Problem requirements: Determine the count of lines holding the string "September". Return only the number.

Stored records:
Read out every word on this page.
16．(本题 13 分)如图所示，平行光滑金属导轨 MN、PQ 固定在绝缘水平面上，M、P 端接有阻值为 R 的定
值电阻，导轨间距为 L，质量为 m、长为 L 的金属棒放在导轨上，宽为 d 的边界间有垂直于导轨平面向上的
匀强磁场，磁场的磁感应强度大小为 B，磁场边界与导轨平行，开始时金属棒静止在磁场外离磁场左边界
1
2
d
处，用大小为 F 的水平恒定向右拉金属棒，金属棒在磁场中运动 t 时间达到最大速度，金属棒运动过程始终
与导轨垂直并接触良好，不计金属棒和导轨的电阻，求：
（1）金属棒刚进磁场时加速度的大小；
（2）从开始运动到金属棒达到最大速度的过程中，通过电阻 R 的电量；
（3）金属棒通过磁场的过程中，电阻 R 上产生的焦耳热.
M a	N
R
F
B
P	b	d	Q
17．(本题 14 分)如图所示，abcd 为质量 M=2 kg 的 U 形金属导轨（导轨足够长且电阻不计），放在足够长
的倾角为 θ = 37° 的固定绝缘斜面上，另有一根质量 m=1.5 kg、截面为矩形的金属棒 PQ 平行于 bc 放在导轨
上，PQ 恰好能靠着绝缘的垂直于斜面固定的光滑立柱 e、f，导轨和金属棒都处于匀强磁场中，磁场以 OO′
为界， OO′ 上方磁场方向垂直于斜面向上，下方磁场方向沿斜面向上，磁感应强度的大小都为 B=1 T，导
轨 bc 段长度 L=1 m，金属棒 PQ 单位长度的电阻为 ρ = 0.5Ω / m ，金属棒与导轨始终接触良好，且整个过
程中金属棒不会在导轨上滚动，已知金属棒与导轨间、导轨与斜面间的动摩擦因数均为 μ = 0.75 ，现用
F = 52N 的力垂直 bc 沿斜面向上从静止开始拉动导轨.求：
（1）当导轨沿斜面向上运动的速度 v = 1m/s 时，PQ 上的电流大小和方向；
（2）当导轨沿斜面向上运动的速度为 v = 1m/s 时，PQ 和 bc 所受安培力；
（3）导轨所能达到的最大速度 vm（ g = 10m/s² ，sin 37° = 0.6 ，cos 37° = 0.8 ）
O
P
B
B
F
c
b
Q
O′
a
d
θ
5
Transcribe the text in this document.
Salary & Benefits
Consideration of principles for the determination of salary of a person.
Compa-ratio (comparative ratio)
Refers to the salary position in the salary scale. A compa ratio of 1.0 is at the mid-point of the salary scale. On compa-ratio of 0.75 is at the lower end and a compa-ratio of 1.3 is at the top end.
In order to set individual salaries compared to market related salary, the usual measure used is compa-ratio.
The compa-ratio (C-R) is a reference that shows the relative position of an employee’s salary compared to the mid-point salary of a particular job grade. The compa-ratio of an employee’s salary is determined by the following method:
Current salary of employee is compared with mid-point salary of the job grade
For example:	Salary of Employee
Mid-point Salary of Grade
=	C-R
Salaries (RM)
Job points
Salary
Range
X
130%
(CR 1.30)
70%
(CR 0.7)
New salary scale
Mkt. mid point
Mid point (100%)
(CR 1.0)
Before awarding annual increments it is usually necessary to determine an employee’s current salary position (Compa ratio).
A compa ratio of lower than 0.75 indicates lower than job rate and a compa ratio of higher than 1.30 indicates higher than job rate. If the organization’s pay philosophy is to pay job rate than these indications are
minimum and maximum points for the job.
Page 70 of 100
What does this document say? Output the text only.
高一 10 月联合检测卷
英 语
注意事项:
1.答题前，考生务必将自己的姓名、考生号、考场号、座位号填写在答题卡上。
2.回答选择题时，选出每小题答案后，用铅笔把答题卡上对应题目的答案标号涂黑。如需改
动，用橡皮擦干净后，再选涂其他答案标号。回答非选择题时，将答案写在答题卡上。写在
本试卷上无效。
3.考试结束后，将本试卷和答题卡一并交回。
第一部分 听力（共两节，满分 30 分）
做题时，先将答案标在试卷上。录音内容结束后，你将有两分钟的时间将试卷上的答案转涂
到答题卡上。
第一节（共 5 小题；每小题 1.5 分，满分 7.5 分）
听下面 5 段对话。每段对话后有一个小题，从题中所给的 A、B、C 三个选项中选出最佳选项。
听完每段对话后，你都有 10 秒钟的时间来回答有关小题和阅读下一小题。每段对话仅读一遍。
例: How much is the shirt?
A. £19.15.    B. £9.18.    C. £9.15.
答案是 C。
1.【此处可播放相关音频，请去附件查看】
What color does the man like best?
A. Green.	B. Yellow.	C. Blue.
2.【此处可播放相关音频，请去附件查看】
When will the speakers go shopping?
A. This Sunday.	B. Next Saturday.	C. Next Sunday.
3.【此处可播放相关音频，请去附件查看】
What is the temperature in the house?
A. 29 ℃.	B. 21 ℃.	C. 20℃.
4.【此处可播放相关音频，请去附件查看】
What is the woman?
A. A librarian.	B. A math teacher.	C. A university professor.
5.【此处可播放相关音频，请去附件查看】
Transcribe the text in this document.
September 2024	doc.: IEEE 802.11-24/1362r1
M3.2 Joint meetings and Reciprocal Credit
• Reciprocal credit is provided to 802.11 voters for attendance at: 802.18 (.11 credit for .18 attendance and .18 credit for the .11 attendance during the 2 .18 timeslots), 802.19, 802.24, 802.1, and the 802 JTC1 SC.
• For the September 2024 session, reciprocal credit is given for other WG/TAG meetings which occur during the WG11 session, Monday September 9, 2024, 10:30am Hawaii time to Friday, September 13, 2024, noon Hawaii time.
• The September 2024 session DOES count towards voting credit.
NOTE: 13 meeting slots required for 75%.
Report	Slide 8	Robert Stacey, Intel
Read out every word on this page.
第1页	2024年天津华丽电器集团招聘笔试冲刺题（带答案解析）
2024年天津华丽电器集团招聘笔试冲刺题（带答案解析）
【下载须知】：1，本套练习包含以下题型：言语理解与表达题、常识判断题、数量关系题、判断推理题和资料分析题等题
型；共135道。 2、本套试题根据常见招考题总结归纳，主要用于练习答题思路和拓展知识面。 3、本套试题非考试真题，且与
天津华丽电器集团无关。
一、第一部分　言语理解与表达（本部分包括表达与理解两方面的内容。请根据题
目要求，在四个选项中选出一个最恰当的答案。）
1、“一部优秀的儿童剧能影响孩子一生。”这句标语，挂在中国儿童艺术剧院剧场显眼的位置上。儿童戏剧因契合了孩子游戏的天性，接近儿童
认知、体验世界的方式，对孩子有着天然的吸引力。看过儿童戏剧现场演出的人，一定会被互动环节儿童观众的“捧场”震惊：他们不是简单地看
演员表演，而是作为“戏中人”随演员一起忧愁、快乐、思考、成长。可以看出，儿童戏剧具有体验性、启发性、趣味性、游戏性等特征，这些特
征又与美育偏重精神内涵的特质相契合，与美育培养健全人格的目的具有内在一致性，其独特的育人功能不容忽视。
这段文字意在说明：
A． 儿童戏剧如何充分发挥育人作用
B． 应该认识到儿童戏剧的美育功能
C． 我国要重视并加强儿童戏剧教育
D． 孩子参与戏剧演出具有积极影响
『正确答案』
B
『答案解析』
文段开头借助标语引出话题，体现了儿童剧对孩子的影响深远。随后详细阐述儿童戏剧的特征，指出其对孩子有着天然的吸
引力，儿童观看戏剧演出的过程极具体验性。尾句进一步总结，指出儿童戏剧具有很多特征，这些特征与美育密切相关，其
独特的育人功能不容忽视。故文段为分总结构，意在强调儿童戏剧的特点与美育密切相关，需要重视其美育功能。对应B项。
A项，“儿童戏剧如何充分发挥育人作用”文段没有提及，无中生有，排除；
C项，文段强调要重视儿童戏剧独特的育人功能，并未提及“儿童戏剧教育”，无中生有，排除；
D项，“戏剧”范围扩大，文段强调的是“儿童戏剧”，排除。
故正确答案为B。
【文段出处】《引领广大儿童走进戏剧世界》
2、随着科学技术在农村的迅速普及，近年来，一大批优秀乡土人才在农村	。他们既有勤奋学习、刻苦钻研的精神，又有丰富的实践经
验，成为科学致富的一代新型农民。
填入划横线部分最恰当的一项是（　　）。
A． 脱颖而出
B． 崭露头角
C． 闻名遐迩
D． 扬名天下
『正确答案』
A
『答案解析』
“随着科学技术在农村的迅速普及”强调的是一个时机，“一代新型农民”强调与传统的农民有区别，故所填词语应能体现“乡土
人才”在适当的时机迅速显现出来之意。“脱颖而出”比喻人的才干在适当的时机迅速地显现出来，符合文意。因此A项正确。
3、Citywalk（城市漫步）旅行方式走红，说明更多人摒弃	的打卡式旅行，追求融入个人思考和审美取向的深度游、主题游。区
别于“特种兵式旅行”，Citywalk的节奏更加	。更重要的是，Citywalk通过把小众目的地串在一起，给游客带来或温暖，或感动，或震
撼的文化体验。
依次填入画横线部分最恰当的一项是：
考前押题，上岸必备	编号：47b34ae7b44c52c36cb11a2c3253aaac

Written response: 3